- _Dataset entries_
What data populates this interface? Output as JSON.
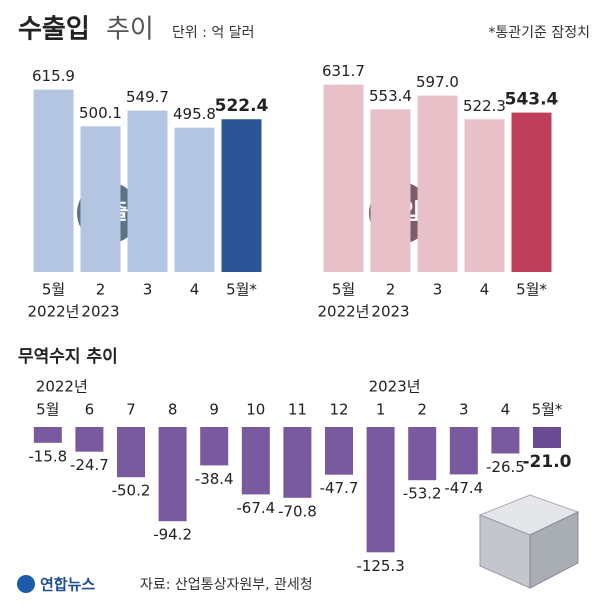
{
  "header": {
    "title_bold": "수출입",
    "title_light": "추이",
    "unit": "단위 : 억 달러",
    "note": "*통관기준 잠정치"
  },
  "chart_data": [
    {
      "type": "bar",
      "label": "수출",
      "categories": [
        "5월",
        "2",
        "3",
        "4",
        "5월*"
      ],
      "category_years": [
        "2022년",
        "2023",
        null,
        null,
        null
      ],
      "values": [
        615.9,
        500.1,
        549.7,
        495.8,
        522.4
      ],
      "colors": [
        "#b3c5e1",
        "#b3c5e1",
        "#b3c5e1",
        "#b3c5e1",
        "#2b5597"
      ],
      "ylim": [
        40,
        700
      ]
    },
    {
      "type": "bar",
      "label": "수입",
      "categories": [
        "5월",
        "2",
        "3",
        "4",
        "5월*"
      ],
      "category_years": [
        "2022년",
        "2023",
        null,
        null,
        null
      ],
      "values": [
        631.7,
        553.4,
        597.0,
        522.3,
        543.4
      ],
      "value_labels": [
        "631.7",
        "553.4",
        "597.0",
        "522.3",
        "543.4"
      ],
      "colors": [
        "#e8c0c8",
        "#e8c0c8",
        "#e8c0c8",
        "#e8c0c8",
        "#bf3f5a"
      ],
      "ylim": [
        40,
        700
      ]
    },
    {
      "type": "bar",
      "title": "무역수지 추이",
      "categories": [
        "5월",
        "6",
        "7",
        "8",
        "9",
        "10",
        "11",
        "12",
        "1",
        "2",
        "3",
        "4",
        "5월*"
      ],
      "category_years": [
        "2022년",
        null,
        null,
        null,
        null,
        null,
        null,
        null,
        "2023년",
        null,
        null,
        null,
        null
      ],
      "values": [
        -15.8,
        -24.7,
        -50.2,
        -94.2,
        -38.4,
        -67.4,
        -70.8,
        -47.7,
        -125.3,
        -53.2,
        -47.4,
        -26.5,
        -21.0
      ],
      "value_labels": [
        "-15.8",
        "-24.7",
        "-50.2",
        "-94.2",
        "-38.4",
        "-67.4",
        "-70.8",
        "-47.7",
        "-125.3",
        "-53.2",
        "-47.4",
        "-26.5",
        "-21.0"
      ],
      "colors": [
        "#7a5a9e",
        "#7a5a9e",
        "#7a5a9e",
        "#7a5a9e",
        "#7a5a9e",
        "#7a5a9e",
        "#7a5a9e",
        "#7a5a9e",
        "#7a5a9e",
        "#7a5a9e",
        "#7a5a9e",
        "#7a5a9e",
        "#6a4b94"
      ],
      "ylim": [
        -130,
        0
      ]
    }
  ],
  "footer": {
    "logo": "연합뉴스",
    "source": "자료: 산업통상자원부, 관세청"
  }
}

- _Task prompt_
Repeat each entry exactly as it appears; skip any picture.

- _Full answer_
What data populates this interface? Output as JSON.
{
  "header": {
    "title_bold": "수출입",
    "title_light": "추이",
    "unit": "단위 : 억 달러",
    "note": "*통관기준 잠정치"
  },
  "chart_data": [
    {
      "type": "bar",
      "label": "수출",
      "categories": [
        "5월",
        "2",
        "3",
        "4",
        "5월*"
      ],
      "category_years": [
        "2022년",
        "2023",
        null,
        null,
        null
      ],
      "values": [
        615.9,
        500.1,
        549.7,
        495.8,
        522.4
      ],
      "colors": [
        "#b3c5e1",
        "#b3c5e1",
        "#b3c5e1",
        "#b3c5e1",
        "#2b5597"
      ],
      "ylim": [
        40,
        700
      ]
    },
    {
      "type": "bar",
      "label": "수입",
      "categories": [
        "5월",
        "2",
        "3",
        "4",
        "5월*"
      ],
      "category_years": [
        "2022년",
        "2023",
        null,
        null,
        null
      ],
      "values": [
        631.7,
        553.4,
        597.0,
        522.3,
        543.4
      ],
      "value_labels": [
        "631.7",
        "553.4",
        "597.0",
        "522.3",
        "543.4"
      ],
      "colors": [
        "#e8c0c8",
        "#e8c0c8",
        "#e8c0c8",
        "#e8c0c8",
        "#bf3f5a"
      ],
      "ylim": [
        40,
        700
      ]
    },
    {
      "type": "bar",
      "title": "무역수지 추이",
      "categories": [
        "5월",
        "6",
        "7",
        "8",
        "9",
        "10",
        "11",
        "12",
        "1",
        "2",
        "3",
        "4",
        "5월*"
      ],
      "category_years": [
        "2022년",
        null,
        null,
        null,
        null,
        null,
        null,
        null,
        "2023년",
        null,
        null,
        null,
        null
      ],
      "values": [
        -15.8,
        -24.7,
        -50.2,
        -94.2,
        -38.4,
        -67.4,
        -70.8,
        -47.7,
        -125.3,
        -53.2,
        -47.4,
        -26.5,
        -21.0
      ],
      "value_labels": [
        "-15.8",
        "-24.7",
        "-50.2",
        "-94.2",
        "-38.4",
        "-67.4",
        "-70.8",
        "-47.7",
        "-125.3",
        "-53.2",
        "-47.4",
        "-26.5",
        "-21.0"
      ],
      "colors": [
        "#7a5a9e",
        "#7a5a9e",
        "#7a5a9e",
        "#7a5a9e",
        "#7a5a9e",
        "#7a5a9e",
        "#7a5a9e",
        "#7a5a9e",
        "#7a5a9e",
        "#7a5a9e",
        "#7a5a9e",
        "#7a5a9e",
        "#6a4b94"
      ],
      "ylim": [
        -130,
        0
      ]
    }
  ],
  "footer": {
    "logo": "연합뉴스",
    "source": "자료: 산업통상자원부, 관세청"
  }
}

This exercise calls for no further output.